**DIRECTIVE**
Reproduce the full listing below unchanged, apart from the pictures.

**Extracted data entries**

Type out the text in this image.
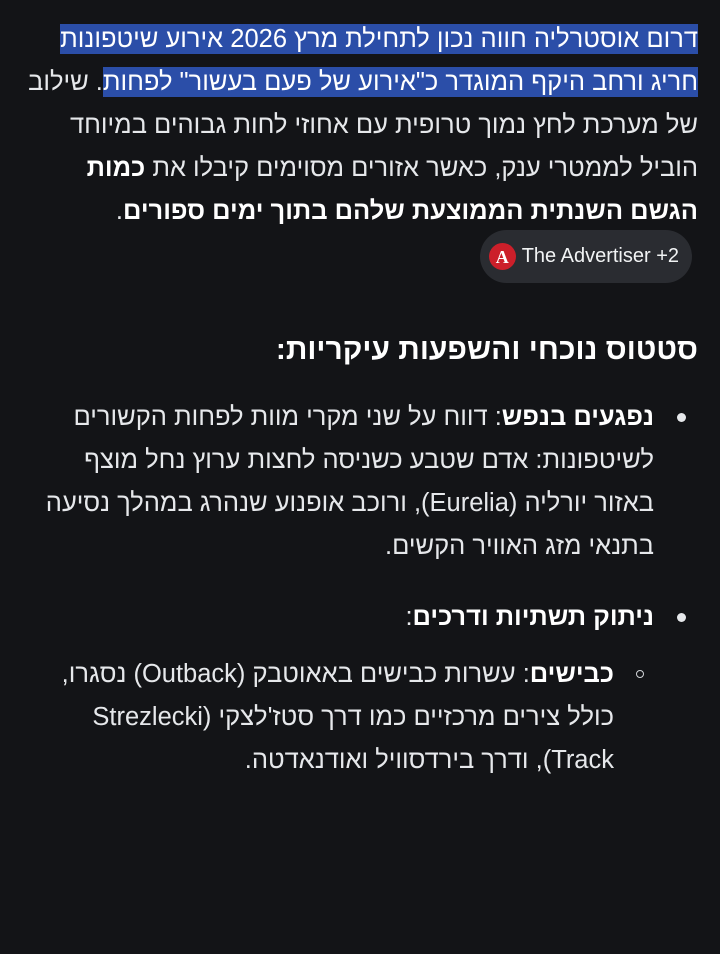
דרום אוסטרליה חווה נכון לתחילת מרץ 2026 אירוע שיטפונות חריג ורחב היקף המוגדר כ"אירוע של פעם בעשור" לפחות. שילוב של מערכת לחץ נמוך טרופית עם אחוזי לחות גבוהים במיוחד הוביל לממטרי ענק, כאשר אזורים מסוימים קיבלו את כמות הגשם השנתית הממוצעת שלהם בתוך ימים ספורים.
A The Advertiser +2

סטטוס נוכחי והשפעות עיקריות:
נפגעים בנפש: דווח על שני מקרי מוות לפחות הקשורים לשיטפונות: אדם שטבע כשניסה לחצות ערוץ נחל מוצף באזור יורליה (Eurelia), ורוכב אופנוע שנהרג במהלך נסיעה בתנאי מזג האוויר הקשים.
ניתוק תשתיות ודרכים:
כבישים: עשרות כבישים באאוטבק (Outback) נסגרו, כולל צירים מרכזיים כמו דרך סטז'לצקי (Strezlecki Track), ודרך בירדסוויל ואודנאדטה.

**EXPECTED ANSWER**
Type out the text in this image.
דרום אוסטרליה חווה נכון לתחילת מרץ 2026 אירוע שיטפונות חריג ורחב היקף המוגדר כ"אירוע של פעם בעשור" לפחות. שילוב של מערכת לחץ נמוך טרופית עם אחוזי לחות גבוהים במיוחד הוביל לממטרי ענק, כאשר אזורים מסוימים קיבלו את כמות הגשם השנתית הממוצעת שלהם בתוך ימים ספורים.
A The Advertiser +2

סטטוס נוכחי והשפעות עיקריות:
נפגעים בנפש: דווח על שני מקרי מוות לפחות הקשורים לשיטפונות: אדם שטבע כשניסה לחצות ערוץ נחל מוצף באזור יורליה (Eurelia), ורוכב אופנוע שנהרג במהלך נסיעה בתנאי מזג האוויר הקשים.
ניתוק תשתיות ודרכים:
כבישים: עשרות כבישים באאוטבק (Outback) נסגרו, כולל צירים מרכזיים כמו דרך סטז'לצקי (Strezlecki Track), ודרך בירדסוויל ואודנאדטה.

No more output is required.